Provided material:
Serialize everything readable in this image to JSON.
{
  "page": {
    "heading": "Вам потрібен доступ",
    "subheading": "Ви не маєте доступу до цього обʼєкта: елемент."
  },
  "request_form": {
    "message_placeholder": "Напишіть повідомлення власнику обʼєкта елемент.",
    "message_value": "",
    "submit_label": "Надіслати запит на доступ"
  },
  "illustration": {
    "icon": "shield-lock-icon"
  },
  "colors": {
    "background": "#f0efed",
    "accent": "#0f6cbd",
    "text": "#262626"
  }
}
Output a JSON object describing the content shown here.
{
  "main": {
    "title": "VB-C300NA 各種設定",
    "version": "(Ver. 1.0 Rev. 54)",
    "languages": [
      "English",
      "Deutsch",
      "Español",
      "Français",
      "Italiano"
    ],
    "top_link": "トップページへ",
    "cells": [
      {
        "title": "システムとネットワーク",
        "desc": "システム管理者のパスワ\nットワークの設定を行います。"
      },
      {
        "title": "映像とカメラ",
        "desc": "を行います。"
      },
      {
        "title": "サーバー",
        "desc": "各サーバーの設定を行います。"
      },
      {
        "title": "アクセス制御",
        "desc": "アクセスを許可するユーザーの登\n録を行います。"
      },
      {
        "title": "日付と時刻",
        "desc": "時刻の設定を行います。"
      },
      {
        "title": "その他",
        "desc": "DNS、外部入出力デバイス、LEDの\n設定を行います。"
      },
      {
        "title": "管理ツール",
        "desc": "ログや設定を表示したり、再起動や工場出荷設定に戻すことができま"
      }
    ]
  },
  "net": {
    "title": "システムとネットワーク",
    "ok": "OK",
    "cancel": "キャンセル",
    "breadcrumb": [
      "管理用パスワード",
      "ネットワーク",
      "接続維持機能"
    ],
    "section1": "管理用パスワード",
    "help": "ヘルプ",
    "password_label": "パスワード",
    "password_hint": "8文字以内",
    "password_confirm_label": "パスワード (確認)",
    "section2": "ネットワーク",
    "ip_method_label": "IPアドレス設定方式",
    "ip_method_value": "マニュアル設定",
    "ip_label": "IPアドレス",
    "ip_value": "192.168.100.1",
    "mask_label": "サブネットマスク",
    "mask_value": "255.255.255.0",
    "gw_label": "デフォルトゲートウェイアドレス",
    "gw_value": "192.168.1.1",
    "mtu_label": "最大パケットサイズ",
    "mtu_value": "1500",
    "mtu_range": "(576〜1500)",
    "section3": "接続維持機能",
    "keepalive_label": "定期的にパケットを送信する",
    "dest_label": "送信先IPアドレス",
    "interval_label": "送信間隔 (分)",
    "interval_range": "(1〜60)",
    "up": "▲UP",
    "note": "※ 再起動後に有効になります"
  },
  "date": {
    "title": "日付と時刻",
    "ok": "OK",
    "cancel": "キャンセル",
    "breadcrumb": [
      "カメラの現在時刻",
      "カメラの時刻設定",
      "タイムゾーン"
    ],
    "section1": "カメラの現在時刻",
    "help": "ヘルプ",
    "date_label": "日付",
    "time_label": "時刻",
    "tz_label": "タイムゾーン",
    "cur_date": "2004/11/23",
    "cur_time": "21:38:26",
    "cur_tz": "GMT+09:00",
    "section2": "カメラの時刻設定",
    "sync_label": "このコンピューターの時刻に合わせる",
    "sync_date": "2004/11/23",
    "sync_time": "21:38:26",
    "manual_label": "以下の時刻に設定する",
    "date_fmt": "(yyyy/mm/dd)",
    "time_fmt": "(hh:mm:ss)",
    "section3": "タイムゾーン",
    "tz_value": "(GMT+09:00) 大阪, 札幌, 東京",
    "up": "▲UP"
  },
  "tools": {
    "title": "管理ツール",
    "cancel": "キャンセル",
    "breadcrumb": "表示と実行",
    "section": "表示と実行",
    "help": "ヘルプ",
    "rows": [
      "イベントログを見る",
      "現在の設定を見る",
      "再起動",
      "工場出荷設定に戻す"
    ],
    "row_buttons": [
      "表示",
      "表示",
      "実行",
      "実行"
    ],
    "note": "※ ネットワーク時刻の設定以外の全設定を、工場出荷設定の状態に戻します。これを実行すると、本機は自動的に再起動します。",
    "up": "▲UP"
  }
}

To be done: Extract all of the data shown above without alteration.

Response to this exercise:
Serialize everything readable in this image to JSON.
{
  "page": {
    "heading": "Вам потрібен доступ",
    "subheading": "Ви не маєте доступу до цього обʼєкта: елемент."
  },
  "request_form": {
    "message_placeholder": "Напишіть повідомлення власнику обʼєкта елемент.",
    "message_value": "",
    "submit_label": "Надіслати запит на доступ"
  },
  "illustration": {
    "icon": "shield-lock-icon"
  },
  "colors": {
    "background": "#f0efed",
    "accent": "#0f6cbd",
    "text": "#262626"
  }
}
Output a JSON object describing the content shown here.
{
  "main": {
    "title": "VB-C300NA 各種設定",
    "version": "(Ver. 1.0 Rev. 54)",
    "languages": [
      "English",
      "Deutsch",
      "Español",
      "Français",
      "Italiano"
    ],
    "top_link": "トップページへ",
    "cells": [
      {
        "title": "システムとネットワーク",
        "desc": "システム管理者のパスワ\nットワークの設定を行います。"
      },
      {
        "title": "映像とカメラ",
        "desc": "を行います。"
      },
      {
        "title": "サーバー",
        "desc": "各サーバーの設定を行います。"
      },
      {
        "title": "アクセス制御",
        "desc": "アクセスを許可するユーザーの登\n録を行います。"
      },
      {
        "title": "日付と時刻",
        "desc": "時刻の設定を行います。"
      },
      {
        "title": "その他",
        "desc": "DNS、外部入出力デバイス、LEDの\n設定を行います。"
      },
      {
        "title": "管理ツール",
        "desc": "ログや設定を表示したり、再起動や工場出荷設定に戻すことができま"
      }
    ]
  },
  "net": {
    "title": "システムとネットワーク",
    "ok": "OK",
    "cancel": "キャンセル",
    "breadcrumb": [
      "管理用パスワード",
      "ネットワーク",
      "接続維持機能"
    ],
    "section1": "管理用パスワード",
    "help": "ヘルプ",
    "password_label": "パスワード",
    "password_hint": "8文字以内",
    "password_confirm_label": "パスワード (確認)",
    "section2": "ネットワーク",
    "ip_method_label": "IPアドレス設定方式",
    "ip_method_value": "マニュアル設定",
    "ip_label": "IPアドレス",
    "ip_value": "192.168.100.1",
    "mask_label": "サブネットマスク",
    "mask_value": "255.255.255.0",
    "gw_label": "デフォルトゲートウェイアドレス",
    "gw_value": "192.168.1.1",
    "mtu_label": "最大パケットサイズ",
    "mtu_value": "1500",
    "mtu_range": "(576〜1500)",
    "section3": "接続維持機能",
    "keepalive_label": "定期的にパケットを送信する",
    "dest_label": "送信先IPアドレス",
    "interval_label": "送信間隔 (分)",
    "interval_range": "(1〜60)",
    "up": "▲UP",
    "note": "※ 再起動後に有効になります"
  },
  "date": {
    "title": "日付と時刻",
    "ok": "OK",
    "cancel": "キャンセル",
    "breadcrumb": [
      "カメラの現在時刻",
      "カメラの時刻設定",
      "タイムゾーン"
    ],
    "section1": "カメラの現在時刻",
    "help": "ヘルプ",
    "date_label": "日付",
    "time_label": "時刻",
    "tz_label": "タイムゾーン",
    "cur_date": "2004/11/23",
    "cur_time": "21:38:26",
    "cur_tz": "GMT+09:00",
    "section2": "カメラの時刻設定",
    "sync_label": "このコンピューターの時刻に合わせる",
    "sync_date": "2004/11/23",
    "sync_time": "21:38:26",
    "manual_label": "以下の時刻に設定する",
    "date_fmt": "(yyyy/mm/dd)",
    "time_fmt": "(hh:mm:ss)",
    "section3": "タイムゾーン",
    "tz_value": "(GMT+09:00) 大阪, 札幌, 東京",
    "up": "▲UP"
  },
  "tools": {
    "title": "管理ツール",
    "cancel": "キャンセル",
    "breadcrumb": "表示と実行",
    "section": "表示と実行",
    "help": "ヘルプ",
    "rows": [
      "イベントログを見る",
      "現在の設定を見る",
      "再起動",
      "工場出荷設定に戻す"
    ],
    "row_buttons": [
      "表示",
      "表示",
      "実行",
      "実行"
    ],
    "note": "※ ネットワーク時刻の設定以外の全設定を、工場出荷設定の状態に戻します。これを実行すると、本機は自動的に再起動します。",
    "up": "▲UP"
  }
}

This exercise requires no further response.